Reproduce the entries word for word, and omit any picture you find in them.
____________________
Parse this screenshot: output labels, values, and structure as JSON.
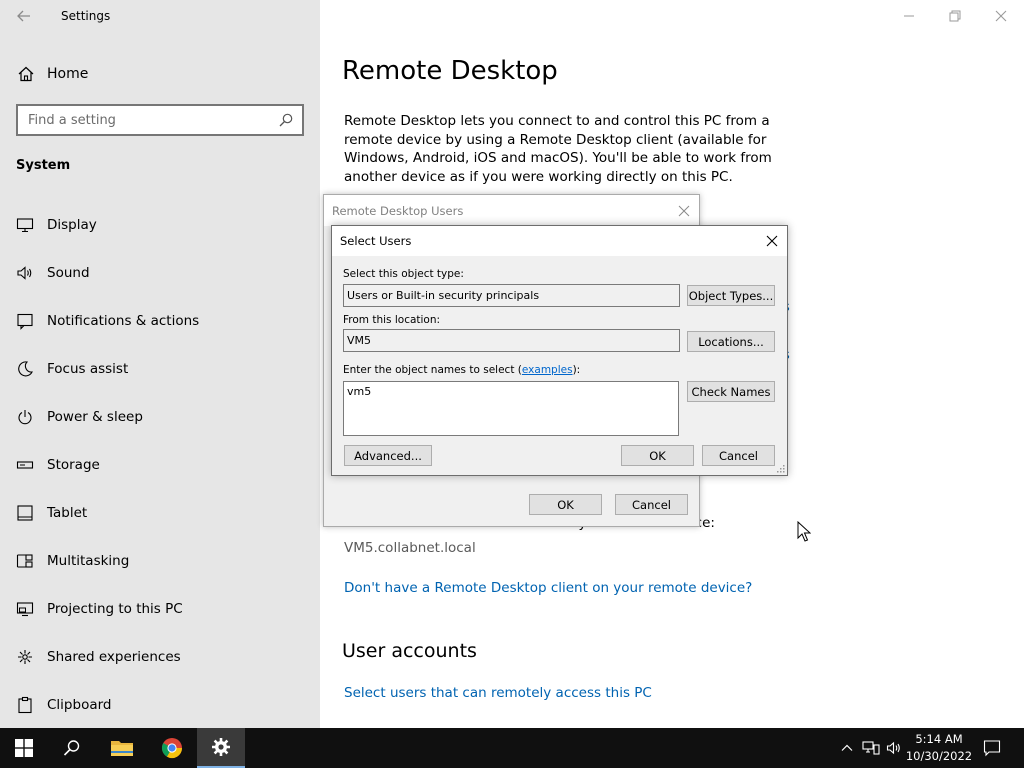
{
  "app": {
    "title": "Settings"
  },
  "sidebar": {
    "home_label": "Home",
    "search_placeholder": "Find a setting",
    "section": "System",
    "items": [
      {
        "label": "Display",
        "icon": "monitor-icon"
      },
      {
        "label": "Sound",
        "icon": "speaker-icon"
      },
      {
        "label": "Notifications & actions",
        "icon": "notifications-icon"
      },
      {
        "label": "Focus assist",
        "icon": "moon-icon"
      },
      {
        "label": "Power & sleep",
        "icon": "power-icon"
      },
      {
        "label": "Storage",
        "icon": "storage-icon"
      },
      {
        "label": "Tablet",
        "icon": "tablet-icon"
      },
      {
        "label": "Multitasking",
        "icon": "multitasking-icon"
      },
      {
        "label": "Projecting to this PC",
        "icon": "projecting-icon"
      },
      {
        "label": "Shared experiences",
        "icon": "shared-experiences-icon"
      },
      {
        "label": "Clipboard",
        "icon": "clipboard-icon"
      }
    ]
  },
  "main": {
    "title": "Remote Desktop",
    "description": "Remote Desktop lets you connect to and control this PC from a remote device by using a Remote Desktop client (available for Windows, Android, iOS and macOS). You'll be able to work from another device as if you were working directly on this PC.",
    "link_fragment_1": "s",
    "link_fragment_2": "s",
    "device_hint": "Use this PC name to connect from your remote device:",
    "pc_name": "VM5.collabnet.local",
    "client_link": "Don't have a Remote Desktop client on your remote device?",
    "accounts_heading": "User accounts",
    "users_link": "Select users that can remotely access this PC"
  },
  "rdu_dialog": {
    "title": "Remote Desktop Users",
    "ok_label": "OK",
    "cancel_label": "Cancel"
  },
  "select_users": {
    "title": "Select Users",
    "object_type_label": "Select this object type:",
    "object_type_value": "Users or Built-in security principals",
    "object_types_button": "Object Types...",
    "location_label": "From this location:",
    "location_value": "VM5",
    "locations_button": "Locations...",
    "names_label_prefix": "Enter the object names to select (",
    "names_label_link": "examples",
    "names_label_suffix": "):",
    "names_value": "vm5",
    "check_names_button": "Check Names",
    "advanced_button": "Advanced...",
    "ok_button": "OK",
    "cancel_button": "Cancel"
  },
  "taskbar": {
    "time": "5:14 AM",
    "date": "10/30/2022"
  },
  "colors": {
    "sidebar_bg": "#e6e6e6",
    "link": "#0063b1",
    "taskbar": "#101010",
    "accent": "#7fb2e5"
  }
}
____________________
**Task answer**
Parse this screenshot: output labels, values, and structure as JSON.
{
  "app": {
    "title": "Settings"
  },
  "sidebar": {
    "home_label": "Home",
    "search_placeholder": "Find a setting",
    "section": "System",
    "items": [
      {
        "label": "Display",
        "icon": "monitor-icon"
      },
      {
        "label": "Sound",
        "icon": "speaker-icon"
      },
      {
        "label": "Notifications & actions",
        "icon": "notifications-icon"
      },
      {
        "label": "Focus assist",
        "icon": "moon-icon"
      },
      {
        "label": "Power & sleep",
        "icon": "power-icon"
      },
      {
        "label": "Storage",
        "icon": "storage-icon"
      },
      {
        "label": "Tablet",
        "icon": "tablet-icon"
      },
      {
        "label": "Multitasking",
        "icon": "multitasking-icon"
      },
      {
        "label": "Projecting to this PC",
        "icon": "projecting-icon"
      },
      {
        "label": "Shared experiences",
        "icon": "shared-experiences-icon"
      },
      {
        "label": "Clipboard",
        "icon": "clipboard-icon"
      }
    ]
  },
  "main": {
    "title": "Remote Desktop",
    "description": "Remote Desktop lets you connect to and control this PC from a remote device by using a Remote Desktop client (available for Windows, Android, iOS and macOS). You'll be able to work from another device as if you were working directly on this PC.",
    "link_fragment_1": "s",
    "link_fragment_2": "s",
    "device_hint": "Use this PC name to connect from your remote device:",
    "pc_name": "VM5.collabnet.local",
    "client_link": "Don't have a Remote Desktop client on your remote device?",
    "accounts_heading": "User accounts",
    "users_link": "Select users that can remotely access this PC"
  },
  "rdu_dialog": {
    "title": "Remote Desktop Users",
    "ok_label": "OK",
    "cancel_label": "Cancel"
  },
  "select_users": {
    "title": "Select Users",
    "object_type_label": "Select this object type:",
    "object_type_value": "Users or Built-in security principals",
    "object_types_button": "Object Types...",
    "location_label": "From this location:",
    "location_value": "VM5",
    "locations_button": "Locations...",
    "names_label_prefix": "Enter the object names to select (",
    "names_label_link": "examples",
    "names_label_suffix": "):",
    "names_value": "vm5",
    "check_names_button": "Check Names",
    "advanced_button": "Advanced...",
    "ok_button": "OK",
    "cancel_button": "Cancel"
  },
  "taskbar": {
    "time": "5:14 AM",
    "date": "10/30/2022"
  },
  "colors": {
    "sidebar_bg": "#e6e6e6",
    "link": "#0063b1",
    "taskbar": "#101010",
    "accent": "#7fb2e5"
  }
}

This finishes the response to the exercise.